PROBLEM REQUIREMENTS |
Copy the listing below line for line, without changing anything, and leave out the pictures.
— BEGIN —
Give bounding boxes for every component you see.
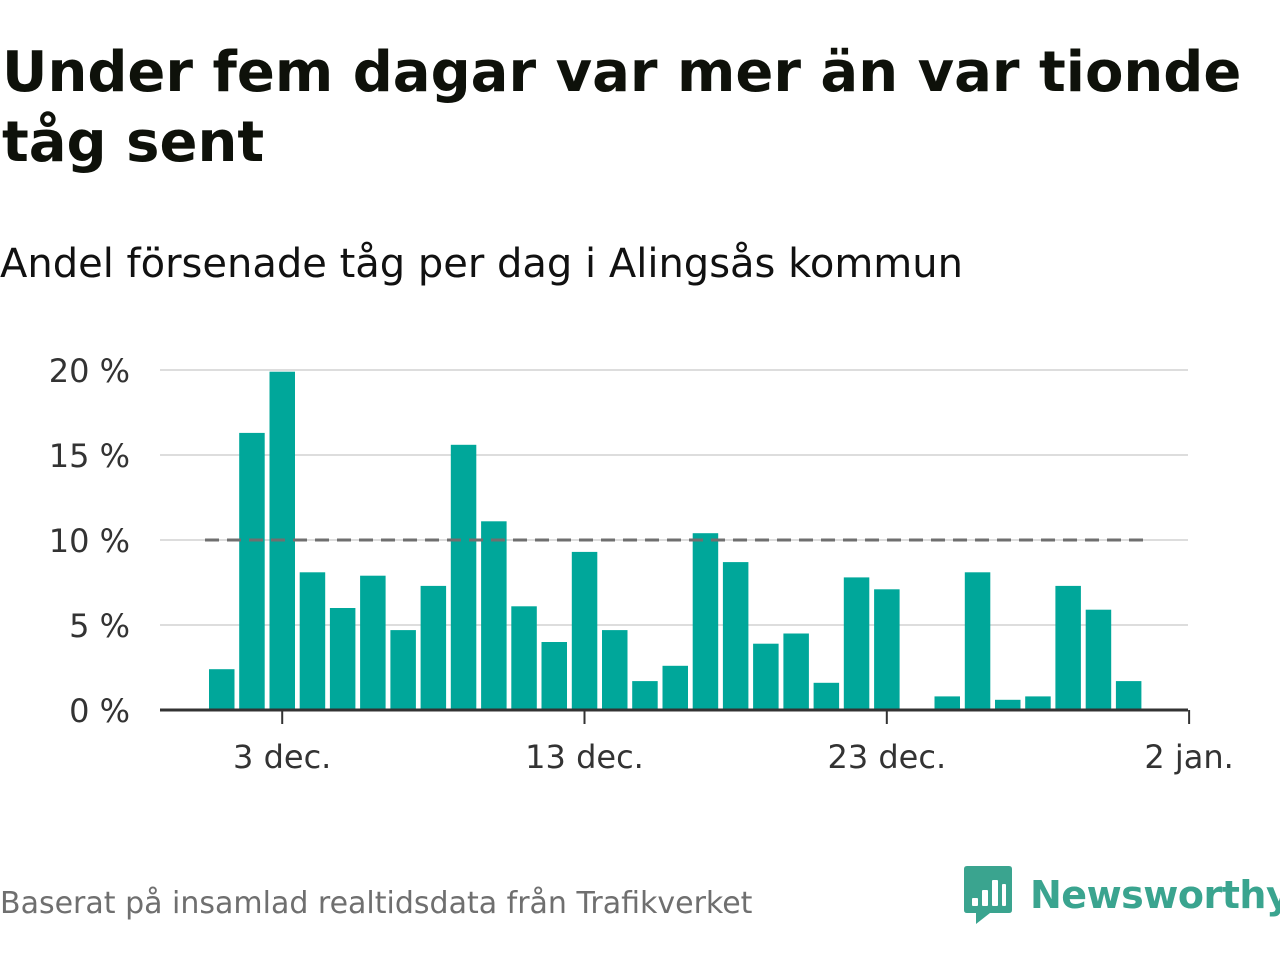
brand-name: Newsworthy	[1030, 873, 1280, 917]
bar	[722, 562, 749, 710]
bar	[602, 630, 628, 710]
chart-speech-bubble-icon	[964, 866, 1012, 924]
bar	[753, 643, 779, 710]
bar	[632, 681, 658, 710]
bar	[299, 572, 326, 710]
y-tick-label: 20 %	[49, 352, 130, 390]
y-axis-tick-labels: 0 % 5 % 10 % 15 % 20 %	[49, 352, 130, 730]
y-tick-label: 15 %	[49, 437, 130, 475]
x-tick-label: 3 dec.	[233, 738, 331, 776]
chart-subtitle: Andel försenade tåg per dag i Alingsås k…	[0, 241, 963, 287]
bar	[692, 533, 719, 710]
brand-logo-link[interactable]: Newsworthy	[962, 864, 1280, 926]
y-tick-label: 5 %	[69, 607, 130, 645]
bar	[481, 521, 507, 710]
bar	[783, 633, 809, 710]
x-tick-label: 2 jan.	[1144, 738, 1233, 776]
— END —
EXERCISE ANSWER |
Give bounding boxes for every component you see.
brand-name: Newsworthy	[1030, 873, 1280, 917]
bar	[722, 562, 749, 710]
bar	[602, 630, 628, 710]
chart-speech-bubble-icon	[964, 866, 1012, 924]
bar	[753, 643, 779, 710]
bar	[632, 681, 658, 710]
bar	[299, 572, 326, 710]
y-tick-label: 20 %	[49, 352, 130, 390]
y-axis-tick-labels: 0 % 5 % 10 % 15 % 20 %	[49, 352, 130, 730]
y-tick-label: 15 %	[49, 437, 130, 475]
x-tick-label: 3 dec.	[233, 738, 331, 776]
chart-subtitle: Andel försenade tåg per dag i Alingsås k…	[0, 241, 963, 287]
bar	[692, 533, 719, 710]
brand-logo-link[interactable]: Newsworthy	[962, 864, 1280, 926]
y-tick-label: 5 %	[69, 607, 130, 645]
bar	[481, 521, 507, 710]
bar	[783, 633, 809, 710]
x-tick-label: 2 jan.	[1144, 738, 1233, 776]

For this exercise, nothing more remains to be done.